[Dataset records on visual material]
+---+

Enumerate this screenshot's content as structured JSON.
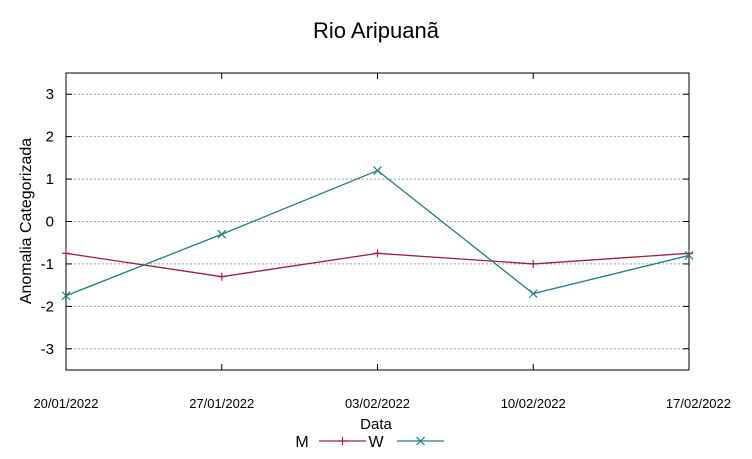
{
  "chart_data": {
    "type": "line",
    "title": "Rio Aripuanã",
    "xlabel": "Data",
    "ylabel": "Anomalia Categorizada",
    "categories": [
      "20/01/2022",
      "27/01/2022",
      "03/02/2022",
      "10/02/2022",
      "17/02/2022"
    ],
    "ylim": [
      -3.5,
      3.5
    ],
    "yticks": [
      3,
      2,
      1,
      0,
      -1,
      -2,
      -3
    ],
    "ytick_labels": [
      "3",
      "2",
      "1",
      "0",
      "-1",
      "-2",
      "-3"
    ],
    "grid": true,
    "legend_position": "bottom-center",
    "series": [
      {
        "name": "M",
        "color": "#a0203a",
        "marker": "plus",
        "values": [
          -0.75,
          -1.3,
          -0.75,
          -1.0,
          -0.75
        ]
      },
      {
        "name": "W",
        "color": "#1a8080",
        "marker": "x",
        "values": [
          -1.75,
          -0.3,
          1.2,
          -1.7,
          -0.8
        ]
      }
    ]
  }
}
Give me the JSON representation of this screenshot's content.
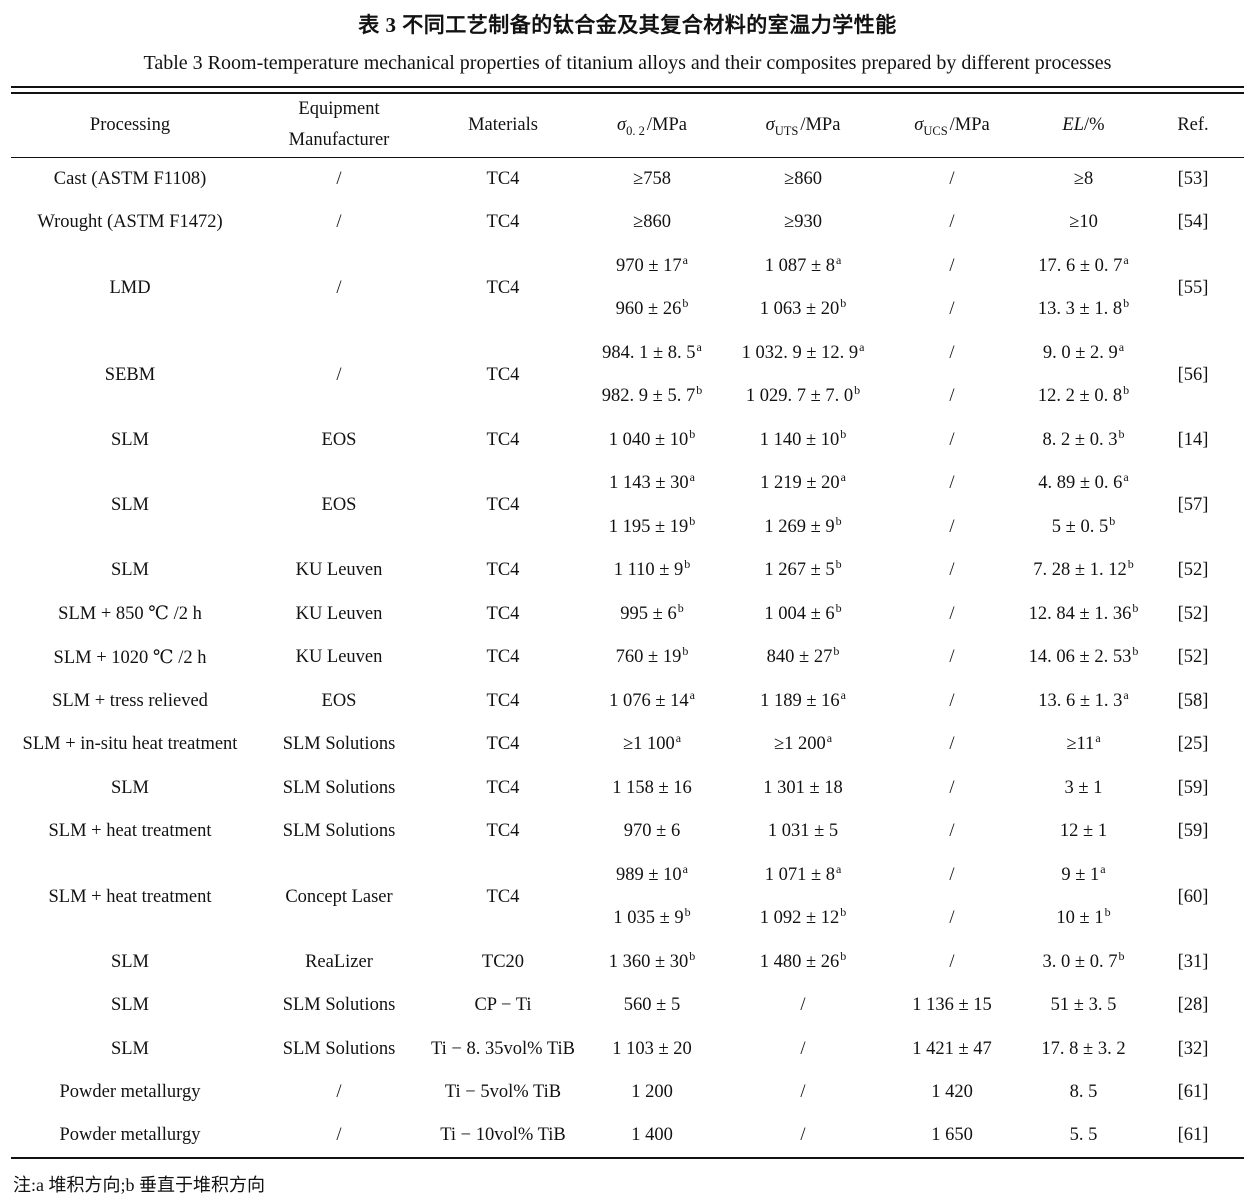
{
  "page": {
    "title_zh": "表 3  不同工艺制备的钛合金及其复合材料的室温力学性能",
    "title_en": "Table 3  Room-temperature mechanical properties of titanium alloys and their composites prepared by different processes",
    "footnote": "注:a 堆积方向;b 垂直于堆积方向"
  },
  "table": {
    "header": {
      "processing": "Processing",
      "equipment_line1": "Equipment",
      "equipment_line2": "Manufacturer",
      "materials": "Materials",
      "s02": {
        "sym": "σ",
        "sub": "0. 2",
        "unit": "/MPa"
      },
      "uts": {
        "sym": "σ",
        "sub": "UTS",
        "unit": "/MPa"
      },
      "ucs": {
        "sym": "σ",
        "sub": "UCS",
        "unit": "/MPa"
      },
      "el": {
        "sym": "EL",
        "unit": "/%"
      },
      "ref": "Ref."
    },
    "rows": [
      {
        "processing": "Cast (ASTM F1108)",
        "equipment": "/",
        "materials": "TC4",
        "s02": [
          "≥758"
        ],
        "uts": [
          "≥860"
        ],
        "ucs": [
          "/"
        ],
        "el": [
          "≥8"
        ],
        "ref": "[53]"
      },
      {
        "processing": "Wrought (ASTM F1472)",
        "equipment": "/",
        "materials": "TC4",
        "s02": [
          "≥860"
        ],
        "uts": [
          "≥930"
        ],
        "ucs": [
          "/"
        ],
        "el": [
          "≥10"
        ],
        "ref": "[54]"
      },
      {
        "processing": "LMD",
        "equipment": "/",
        "materials": "TC4",
        "s02": [
          "970 ± 17^a",
          "960 ± 26^b"
        ],
        "uts": [
          "1 087 ± 8^a",
          "1 063 ± 20^b"
        ],
        "ucs": [
          "/",
          "/"
        ],
        "el": [
          "17. 6 ± 0. 7^a",
          "13. 3 ± 1. 8^b"
        ],
        "ref": "[55]"
      },
      {
        "processing": "SEBM",
        "equipment": "/",
        "materials": "TC4",
        "s02": [
          "984. 1 ± 8. 5^a",
          "982. 9 ± 5. 7^b"
        ],
        "uts": [
          "1 032. 9 ± 12. 9^a",
          "1 029. 7 ± 7. 0^b"
        ],
        "ucs": [
          "/",
          "/"
        ],
        "el": [
          "9. 0 ± 2. 9^a",
          "12. 2 ± 0. 8^b"
        ],
        "ref": "[56]"
      },
      {
        "processing": "SLM",
        "equipment": "EOS",
        "materials": "TC4",
        "s02": [
          "1 040 ± 10^b"
        ],
        "uts": [
          "1 140 ± 10^b"
        ],
        "ucs": [
          "/"
        ],
        "el": [
          "8. 2 ± 0. 3^b"
        ],
        "ref": "[14]"
      },
      {
        "processing": "SLM",
        "equipment": "EOS",
        "materials": "TC4",
        "s02": [
          "1 143 ± 30^a",
          "1 195 ± 19^b"
        ],
        "uts": [
          "1 219 ± 20^a",
          "1 269 ± 9^b"
        ],
        "ucs": [
          "/",
          "/"
        ],
        "el": [
          "4. 89 ± 0. 6^a",
          "5 ± 0. 5^b"
        ],
        "ref": "[57]"
      },
      {
        "processing": "SLM",
        "equipment": "KU Leuven",
        "materials": "TC4",
        "s02": [
          "1 110 ± 9^b"
        ],
        "uts": [
          "1 267 ± 5^b"
        ],
        "ucs": [
          "/"
        ],
        "el": [
          "7. 28 ± 1. 12^b"
        ],
        "ref": "[52]"
      },
      {
        "processing": "SLM + 850 ℃ /2 h",
        "equipment": "KU Leuven",
        "materials": "TC4",
        "s02": [
          "995 ± 6^b"
        ],
        "uts": [
          "1 004 ± 6^b"
        ],
        "ucs": [
          "/"
        ],
        "el": [
          "12. 84 ± 1. 36^b"
        ],
        "ref": "[52]"
      },
      {
        "processing": "SLM + 1020 ℃ /2 h",
        "equipment": "KU Leuven",
        "materials": "TC4",
        "s02": [
          "760 ± 19^b"
        ],
        "uts": [
          "840 ± 27^b"
        ],
        "ucs": [
          "/"
        ],
        "el": [
          "14. 06 ± 2. 53^b"
        ],
        "ref": "[52]"
      },
      {
        "processing": "SLM + tress relieved",
        "equipment": "EOS",
        "materials": "TC4",
        "s02": [
          "1 076 ± 14^a"
        ],
        "uts": [
          "1 189 ± 16^a"
        ],
        "ucs": [
          "/"
        ],
        "el": [
          "13. 6 ± 1. 3^a"
        ],
        "ref": "[58]"
      },
      {
        "processing": "SLM + in-situ heat treatment",
        "equipment": "SLM Solutions",
        "materials": "TC4",
        "s02": [
          "≥1 100^a"
        ],
        "uts": [
          "≥1 200^a"
        ],
        "ucs": [
          "/"
        ],
        "el": [
          "≥11^a"
        ],
        "ref": "[25]"
      },
      {
        "processing": "SLM",
        "equipment": "SLM Solutions",
        "materials": "TC4",
        "s02": [
          "1 158 ± 16"
        ],
        "uts": [
          "1 301 ± 18"
        ],
        "ucs": [
          "/"
        ],
        "el": [
          "3 ± 1"
        ],
        "ref": "[59]"
      },
      {
        "processing": "SLM + heat treatment",
        "equipment": "SLM Solutions",
        "materials": "TC4",
        "s02": [
          "970 ± 6"
        ],
        "uts": [
          "1 031 ± 5"
        ],
        "ucs": [
          "/"
        ],
        "el": [
          "12 ± 1"
        ],
        "ref": "[59]"
      },
      {
        "processing": "SLM + heat treatment",
        "equipment": "Concept Laser",
        "materials": "TC4",
        "s02": [
          "989 ± 10^a",
          "1 035 ± 9^b"
        ],
        "uts": [
          "1 071 ± 8^a",
          "1 092 ± 12^b"
        ],
        "ucs": [
          "/",
          "/"
        ],
        "el": [
          "9 ± 1^a",
          "10 ± 1^b"
        ],
        "ref": "[60]"
      },
      {
        "processing": "SLM",
        "equipment": "ReaLizer",
        "materials": "TC20",
        "s02": [
          "1 360 ± 30^b"
        ],
        "uts": [
          "1 480 ± 26^b"
        ],
        "ucs": [
          "/"
        ],
        "el": [
          "3. 0 ± 0. 7^b"
        ],
        "ref": "[31]"
      },
      {
        "processing": "SLM",
        "equipment": "SLM Solutions",
        "materials": "CP − Ti",
        "s02": [
          "560 ± 5"
        ],
        "uts": [
          "/"
        ],
        "ucs": [
          "1 136 ± 15"
        ],
        "el": [
          "51 ± 3. 5"
        ],
        "ref": "[28]"
      },
      {
        "processing": "SLM",
        "equipment": "SLM Solutions",
        "materials": "Ti − 8. 35vol% TiB",
        "s02": [
          "1 103 ± 20"
        ],
        "uts": [
          "/"
        ],
        "ucs": [
          "1 421 ± 47"
        ],
        "el": [
          "17. 8 ± 3. 2"
        ],
        "ref": "[32]"
      },
      {
        "processing": "Powder metallurgy",
        "equipment": "/",
        "materials": "Ti − 5vol% TiB",
        "s02": [
          "1 200"
        ],
        "uts": [
          "/"
        ],
        "ucs": [
          "1 420"
        ],
        "el": [
          "8. 5"
        ],
        "ref": "[61]"
      },
      {
        "processing": "Powder metallurgy",
        "equipment": "/",
        "materials": "Ti − 10vol% TiB",
        "s02": [
          "1 400"
        ],
        "uts": [
          "/"
        ],
        "ucs": [
          "1 650"
        ],
        "el": [
          "5. 5"
        ],
        "ref": "[61]"
      }
    ]
  }
}
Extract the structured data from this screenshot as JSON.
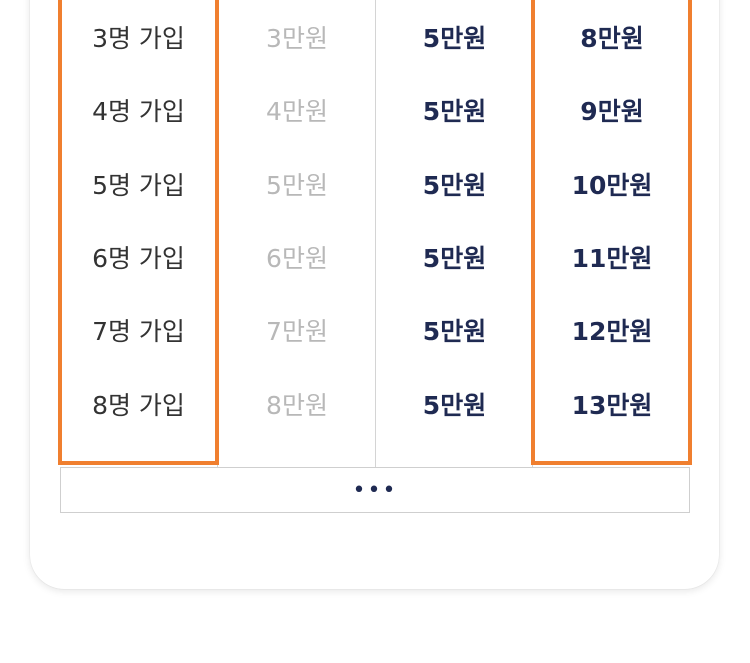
{
  "table": {
    "people": [
      "3명 가입",
      "4명 가입",
      "5명 가입",
      "6명 가입",
      "7명 가입",
      "8명 가입"
    ],
    "basic": [
      "3만원",
      "4만원",
      "5만원",
      "6만원",
      "7만원",
      "8만원"
    ],
    "bonus": [
      "5만원",
      "5만원",
      "5만원",
      "5만원",
      "5만원",
      "5만원"
    ],
    "total": [
      "8만원",
      "9만원",
      "10만원",
      "11만원",
      "12만원",
      "13만원"
    ]
  },
  "more": {
    "label": "•••"
  },
  "colors": {
    "accent": "#f07f2f",
    "navy": "#1f2a52",
    "muted": "#b8b8b8"
  }
}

+---+

:: WHAT TO DO ::
Calculate how many lines of the material include the string "structured", and state that number by itself.

:: ANSWER FOR THIS EXERCISE ::
2